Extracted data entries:
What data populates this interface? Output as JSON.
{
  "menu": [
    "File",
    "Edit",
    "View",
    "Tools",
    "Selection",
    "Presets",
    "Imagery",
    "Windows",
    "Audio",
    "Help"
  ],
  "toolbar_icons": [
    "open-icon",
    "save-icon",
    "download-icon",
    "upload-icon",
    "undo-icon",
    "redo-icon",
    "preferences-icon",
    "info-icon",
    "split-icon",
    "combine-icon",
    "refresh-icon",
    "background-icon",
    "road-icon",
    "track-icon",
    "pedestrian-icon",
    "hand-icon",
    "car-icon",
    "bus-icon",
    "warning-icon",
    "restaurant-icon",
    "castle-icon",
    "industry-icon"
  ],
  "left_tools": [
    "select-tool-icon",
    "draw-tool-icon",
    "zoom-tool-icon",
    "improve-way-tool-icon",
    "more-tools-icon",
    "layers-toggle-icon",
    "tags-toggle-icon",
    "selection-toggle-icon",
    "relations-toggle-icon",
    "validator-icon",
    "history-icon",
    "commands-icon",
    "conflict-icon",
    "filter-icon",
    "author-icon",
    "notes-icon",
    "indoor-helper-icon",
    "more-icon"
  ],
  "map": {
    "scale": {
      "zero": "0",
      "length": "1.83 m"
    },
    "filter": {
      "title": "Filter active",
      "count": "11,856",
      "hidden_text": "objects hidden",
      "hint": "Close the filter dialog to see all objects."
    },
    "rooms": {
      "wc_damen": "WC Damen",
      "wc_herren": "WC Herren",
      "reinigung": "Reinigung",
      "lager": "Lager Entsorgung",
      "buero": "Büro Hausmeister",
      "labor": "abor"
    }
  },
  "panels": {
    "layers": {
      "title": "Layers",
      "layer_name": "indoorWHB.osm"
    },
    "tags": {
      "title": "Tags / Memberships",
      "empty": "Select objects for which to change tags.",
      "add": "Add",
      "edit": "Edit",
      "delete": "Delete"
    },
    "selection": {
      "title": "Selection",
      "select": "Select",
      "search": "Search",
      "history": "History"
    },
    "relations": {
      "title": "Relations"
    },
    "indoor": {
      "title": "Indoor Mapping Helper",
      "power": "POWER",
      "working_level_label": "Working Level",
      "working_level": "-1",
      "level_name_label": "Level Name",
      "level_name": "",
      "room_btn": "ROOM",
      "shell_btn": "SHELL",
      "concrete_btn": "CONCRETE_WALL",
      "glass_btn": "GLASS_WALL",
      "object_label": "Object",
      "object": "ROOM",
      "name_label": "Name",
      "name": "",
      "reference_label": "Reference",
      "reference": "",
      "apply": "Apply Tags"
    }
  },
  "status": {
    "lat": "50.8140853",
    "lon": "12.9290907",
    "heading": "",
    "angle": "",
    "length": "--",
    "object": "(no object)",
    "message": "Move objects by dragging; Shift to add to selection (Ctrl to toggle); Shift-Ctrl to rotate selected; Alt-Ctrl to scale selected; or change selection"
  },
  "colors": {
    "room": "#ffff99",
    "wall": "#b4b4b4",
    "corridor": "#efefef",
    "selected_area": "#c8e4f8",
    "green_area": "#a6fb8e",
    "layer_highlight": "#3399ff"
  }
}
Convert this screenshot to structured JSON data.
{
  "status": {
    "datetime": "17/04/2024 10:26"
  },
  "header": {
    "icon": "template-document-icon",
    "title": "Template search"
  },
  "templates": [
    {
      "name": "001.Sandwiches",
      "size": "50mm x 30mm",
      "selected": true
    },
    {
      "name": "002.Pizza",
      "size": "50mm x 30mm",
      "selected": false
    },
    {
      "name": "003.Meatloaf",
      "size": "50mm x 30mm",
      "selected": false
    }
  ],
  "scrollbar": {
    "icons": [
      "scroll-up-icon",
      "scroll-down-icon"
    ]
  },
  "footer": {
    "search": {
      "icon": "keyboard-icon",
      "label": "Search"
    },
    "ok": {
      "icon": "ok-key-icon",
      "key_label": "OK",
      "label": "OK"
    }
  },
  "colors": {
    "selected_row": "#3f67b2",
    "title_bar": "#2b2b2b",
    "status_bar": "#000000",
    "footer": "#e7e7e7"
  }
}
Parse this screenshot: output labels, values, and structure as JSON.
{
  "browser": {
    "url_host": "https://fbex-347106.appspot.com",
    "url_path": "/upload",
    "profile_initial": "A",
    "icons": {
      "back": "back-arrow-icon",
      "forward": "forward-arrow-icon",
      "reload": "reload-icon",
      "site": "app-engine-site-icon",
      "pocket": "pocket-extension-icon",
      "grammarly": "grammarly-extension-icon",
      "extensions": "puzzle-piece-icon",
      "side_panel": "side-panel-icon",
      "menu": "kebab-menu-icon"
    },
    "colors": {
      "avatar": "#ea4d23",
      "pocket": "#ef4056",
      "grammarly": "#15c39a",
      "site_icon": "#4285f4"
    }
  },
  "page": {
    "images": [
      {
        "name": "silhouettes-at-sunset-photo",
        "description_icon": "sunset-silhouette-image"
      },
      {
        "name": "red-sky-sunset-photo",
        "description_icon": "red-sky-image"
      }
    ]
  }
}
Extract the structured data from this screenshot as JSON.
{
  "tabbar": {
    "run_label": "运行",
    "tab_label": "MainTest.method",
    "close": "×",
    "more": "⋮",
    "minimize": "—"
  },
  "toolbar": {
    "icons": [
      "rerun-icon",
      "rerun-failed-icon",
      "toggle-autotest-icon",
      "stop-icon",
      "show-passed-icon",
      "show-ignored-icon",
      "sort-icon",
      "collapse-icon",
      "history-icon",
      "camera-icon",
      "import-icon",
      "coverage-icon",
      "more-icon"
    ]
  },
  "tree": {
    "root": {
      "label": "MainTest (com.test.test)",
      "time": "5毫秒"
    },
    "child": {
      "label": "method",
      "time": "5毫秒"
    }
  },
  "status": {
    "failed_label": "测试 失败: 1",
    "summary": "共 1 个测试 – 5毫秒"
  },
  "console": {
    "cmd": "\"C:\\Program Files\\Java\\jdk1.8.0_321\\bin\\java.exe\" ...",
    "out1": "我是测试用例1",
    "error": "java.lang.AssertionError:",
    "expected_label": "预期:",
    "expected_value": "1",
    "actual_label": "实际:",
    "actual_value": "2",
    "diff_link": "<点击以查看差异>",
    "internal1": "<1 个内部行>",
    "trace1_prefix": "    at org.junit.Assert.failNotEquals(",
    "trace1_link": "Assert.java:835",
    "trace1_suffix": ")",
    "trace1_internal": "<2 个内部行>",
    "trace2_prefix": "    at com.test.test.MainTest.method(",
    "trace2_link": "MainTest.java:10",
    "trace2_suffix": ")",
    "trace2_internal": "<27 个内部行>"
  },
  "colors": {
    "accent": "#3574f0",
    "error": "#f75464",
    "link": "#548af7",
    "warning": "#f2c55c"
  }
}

Aim of the task: Copy every line of the listing that contains the word "pocket".

Result:
      "pocket": "pocket-extension-icon",
      "pocket": "#ef4056",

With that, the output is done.